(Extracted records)

------------------------------------------------------------

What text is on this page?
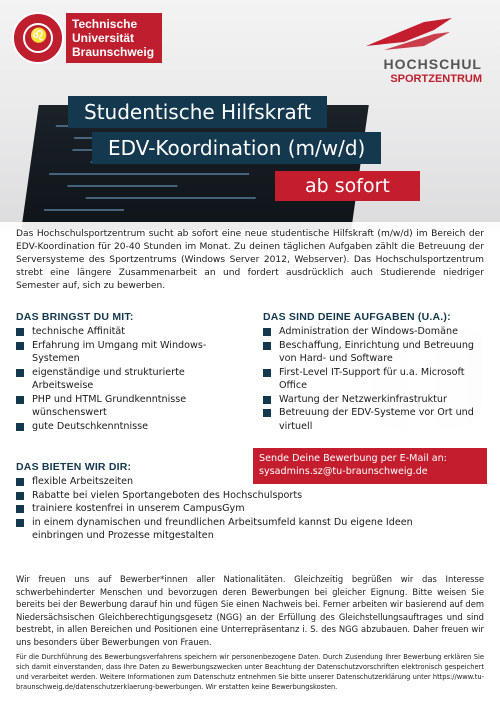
♌
Technische
Universität
Braunschweig
HOCHSCHUL
SPORTZENTRUM
Studentische Hilfskraft
EDV-Koordination (m/w/d)
ab sofort
Das Hochschulsportzentrum sucht ab sofort eine neue studentische Hilfskraft (m/w/d) im Bereich der EDV-Koordination für 20-40 Stunden im Monat. Zu deinen täglichen Aufgaben zählt die Betreuung der Serversysteme des Sportzentrums (Windows Server 2012, Webserver). Das Hochschulsportzentrum strebt eine längere Zusammenarbeit an und fordert ausdrücklich auch Studierende niedriger Semester auf, sich zu bewerben.
DAS BRINGST DU MIT:
technische Affinität
Erfahrung im Umgang mit Windows-Systemen
eigenständige und strukturierte Arbeitsweise
PHP und HTML Grundkenntnisse wünschenswert
gute Deutschkenntnisse
DAS SIND DEINE AUFGABEN (U.A.):
Administration der Windows-Domäne
Beschaffung, Einrichtung und Betreuung von Hard- und Software
First-Level IT-Support für u.a. Microsoft Office
Wartung der Netzwerkinfrastruktur
Betreuung der EDV-Systeme vor Ort und virtuell
Sende Deine Bewerbung per E-Mail an:
sysadmins.sz@tu-braunschweig.de
DAS BIETEN WIR DIR:
flexible Arbeitszeiten
Rabatte bei vielen Sportangeboten des Hochschulsports
trainiere kostenfrei in unserem CampusGym
in einem dynamischen und freundlichen Arbeitsumfeld kannst Du eigene Ideen einbringen und Prozesse mitgestalten
Wir freuen uns auf Bewerber*innen aller Nationalitäten. Gleichzeitig begrüßen wir das Interesse schwerbehinderter Menschen und bevorzugen deren Bewerbungen bei gleicher Eignung. Bitte weisen Sie bereits bei der Bewerbung darauf hin und fügen Sie einen Nachweis bei. Ferner arbeiten wir basierend auf dem Niedersächsischen Gleichberechtigungsgesetz (NGG) an der Erfüllung des Gleichstellungsauftrages und sind bestrebt, in allen Bereichen und Positionen eine Unterrepräsentanz i. S. des NGG abzubauen. Daher freuen wir uns besonders über Bewerbungen von Frauen.
Für die Durchführung des Bewerbungsverfahrens speichern wir personenbezogene Daten. Durch Zusendung Ihrer Bewerbung erklären Sie sich damit einverstanden, dass Ihre Daten zu Bewerbungszwecken unter Beachtung der Datenschutzvorschriften elektronisch gespeichert und verarbeitet werden. Weitere Informationen zum Datenschutz entnehmen Sie bitte unserer Datenschutzerklärung unter https://www.tu-braunschweig.de/datenschutzerklaerung-bewerbungen. Wir erstatten keine Bewerbungskosten.
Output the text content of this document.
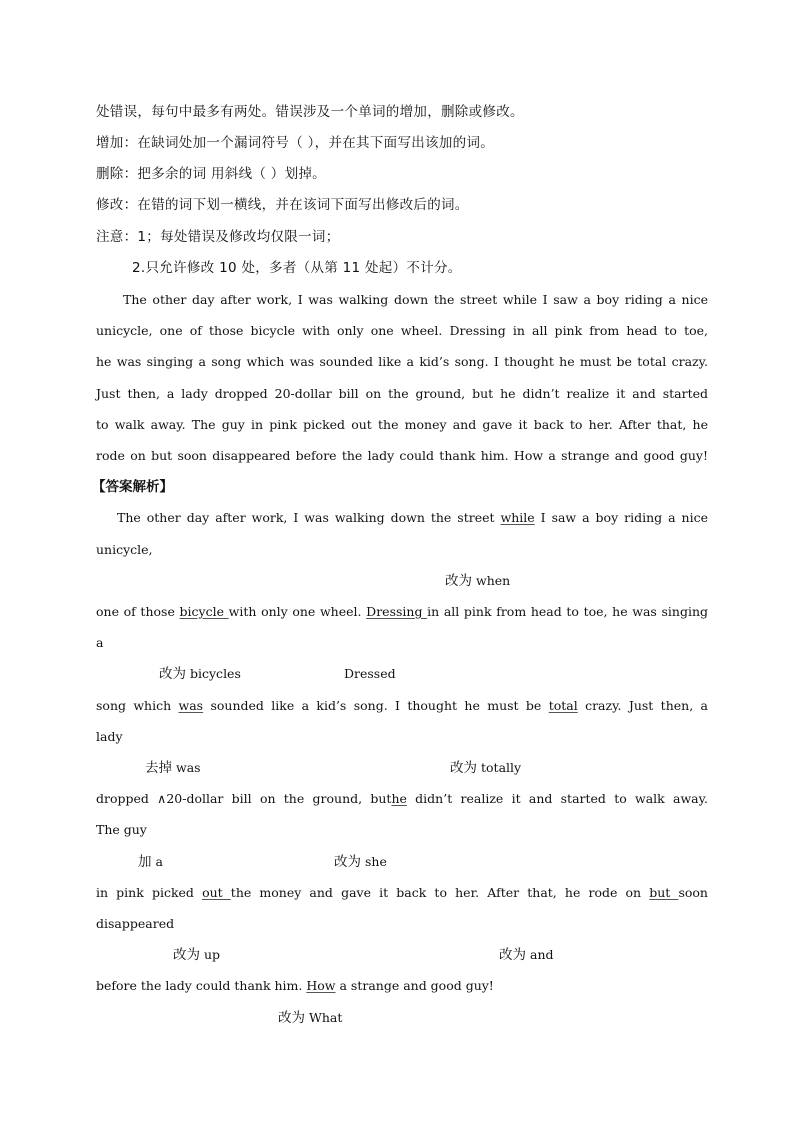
处错误，每句中最多有两处。错误涉及一个单词的增加，删除或修改。
增加：在缺词处加一个漏词符号（ ），并在其下面写出该加的词。
删除：把多余的词 用斜线（ ）划掉。
修改：在错的词下划一横线，并在该词下面写出修改后的词。
注意：1；每处错误及修改均仅限一词；
2.只允许修改 10 处，多者（从第 11 处起）不计分。
The other day after work, I was walking down the street while I saw a boy riding a nice
unicycle, one of those bicycle with only one wheel. Dressing in all pink from head to toe,
he was singing a song which was sounded like a kid’s song. I thought he must be total crazy.
Just then, a lady dropped 20-dollar bill on the ground, but he didn’t realize it and started
to walk away. The guy in pink picked out the money and gave it back to her. After that, he
rode on but soon disappeared before the lady could thank him. How a strange and good guy!
【答案解析】
The other day after work, I was walking down the street while I saw a boy riding a nice
unicycle,
改为 when
one of those bicycle with only one wheel. Dressing in all pink from head to toe, he was singing
a
改为 bicycles	Dressed
song which was sounded like a kid’s song. I thought he must be total crazy. Just then, a
lady
去掉 was	改为 totally
dropped ∧20-dollar bill on the ground, buthe didn’t realize it and started to walk away.
The guy
加 a	改为 she
in pink picked out the money and gave it back to her. After that, he rode on but soon
disappeared
改为 up	改为 and
before the lady could thank him. How a strange and good guy!
改为 What
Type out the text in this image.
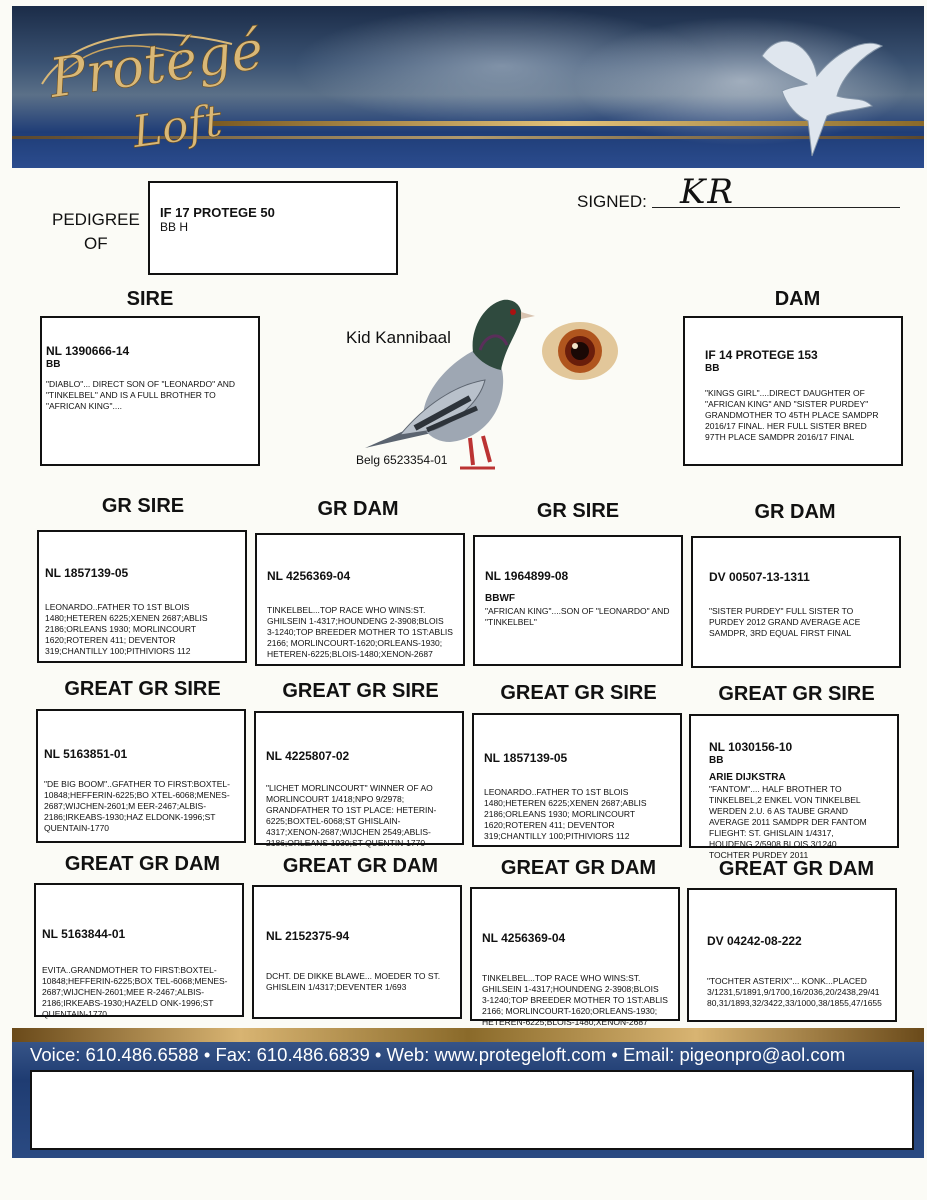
Protégé
Loft
PEDIGREE
OF
IF 17 PROTEGE 50
BB H
SIGNED: KR
SIRE	DAM
NL 1390666-14
BB
"DIABLO"... DIRECT SON OF "LEONARDO" AND "TINKELBEL" AND IS A FULL BROTHER TO "AFRICAN KING"....
IF 14 PROTEGE 153
BB
"KINGS GIRL"....DIRECT DAUGHTER OF "AFRICAN KING" AND "SISTER PURDEY" GRANDMOTHER TO 45TH PLACE SAMDPR 2016/17 FINAL. HER FULL SISTER BRED 97TH PLACE SAMDPR 2016/17 FINAL
Kid Kannibaal
Belg 6523354-01
GR SIRE	GR DAM	GR SIRE	GR DAM
NL 1857139-05
LEONARDO..FATHER TO 1ST BLOIS 1480;HETEREN 6225;XENEN 2687;ABLIS 2186;ORLEANS 1930; MORLINCOURT 1620;ROTEREN 411; DEVENTOR 319;CHANTILLY 100;PITHIVIORS 112
NL 4256369-04
TINKELBEL...TOP RACE WHO WINS:ST. GHILSEIN 1-4317;HOUNDENG 2-3908;BLOIS 3-1240;TOP BREEDER MOTHER TO 1ST:ABLIS 2166; MORLINCOURT-1620;ORLEANS-1930; HETEREN-6225;BLOIS-1480;XENON-2687
NL 1964899-08
BBWF
"AFRICAN KING"....SON OF "LEONARDO" AND "TINKELBEL"
DV 00507-13-1311
"SISTER PURDEY" FULL SISTER TO PURDEY 2012 GRAND AVERAGE ACE SAMDPR, 3RD EQUAL FIRST FINAL
GREAT GR SIRE	GREAT GR SIRE	GREAT GR SIRE	GREAT GR SIRE
NL 5163851-01
"DE BIG BOOM"..GFATHER TO FIRST:BOXTEL-10848;HEFFERIN-6225;BO XTEL-6068;MENES-2687;WIJCHEN-2601;M EER-2467;ALBIS-2186;IRKEABS-1930;HAZ ELDONK-1996;ST QUENTAIN-1770
NL 4225807-02
"LICHET MORLINCOURT" WINNER OF AO MORLINCOURT 1/418;NPO 9/2978; GRANDFATHER TO 1ST PLACE: HETERIN-6225;BOXTEL-6068;ST GHISLAIN-4317;XENON-2687;WIJCHEN 2549;ABLIS-2186;ORLEANS-1930;ST QUENTIN-1770
NL 1857139-05
LEONARDO..FATHER TO 1ST BLOIS 1480;HETEREN 6225;XENEN 2687;ABLIS 2186;ORLEANS 1930; MORLINCOURT 1620;ROTEREN 411; DEVENTOR 319;CHANTILLY 100;PITHIVIORS 112
NL 1030156-10
BB
ARIE DIJKSTRA
"FANTOM".... HALF BROTHER TO TINKELBEL,2 ENKEL VON TINKELBEL WERDEN 2.U. 6 AS TAUBE GRAND AVERAGE 2011 SAMDPR DER FANTOM FLIEGHT: ST. GHISLAIN 1/4317, HOUDENG 2/5908,BLOIS 3/1240. TOCHTER PURDEY 2011
GREAT GR DAM	GREAT GR DAM	GREAT GR DAM	GREAT GR DAM
NL 5163844-01
EVITA..GRANDMOTHER TO FIRST:BOXTEL-10848;HEFFERIN-6225;BOX TEL-6068;MENES-2687;WIJCHEN-2601;MEE R-2467;ALBIS-2186;IRKEABS-1930;HAZELD ONK-1996;ST QUENTAIN-1770
NL 2152375-94
DCHT. DE DIKKE BLAWE... MOEDER TO ST. GHISLEIN 1/4317;DEVENTER 1/693
NL 4256369-04
TINKELBEL...TOP RACE WHO WINS:ST. GHILSEIN 1-4317;HOUNDENG 2-3908;BLOIS 3-1240;TOP BREEDER MOTHER TO 1ST:ABLIS 2166; MORLINCOURT-1620;ORLEANS-1930; HETEREN-6225;BLOIS-1480;XENON-2687
DV 04242-08-222
"TOCHTER ASTERIX"... KONK...PLACED 3/1231,5/1891,9/1700,16/2036,20/2438,29/41 80,31/1893,32/3422,33/1000,38/1855,47/1655
Voice: 610.486.6588 • Fax: 610.486.6839 • Web: www.protegeloft.com • Email: pigeonpro@aol.com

------------------------------------------------------------

Your task is to gather every line with the word "bill" and copy it.

Complete answer -
Just then, a lady dropped 20-dollar bill on the ground, but he didn’t realize it and started
dropped ∧20-dollar bill on the ground, buthe didn’t realize it and started to walk away.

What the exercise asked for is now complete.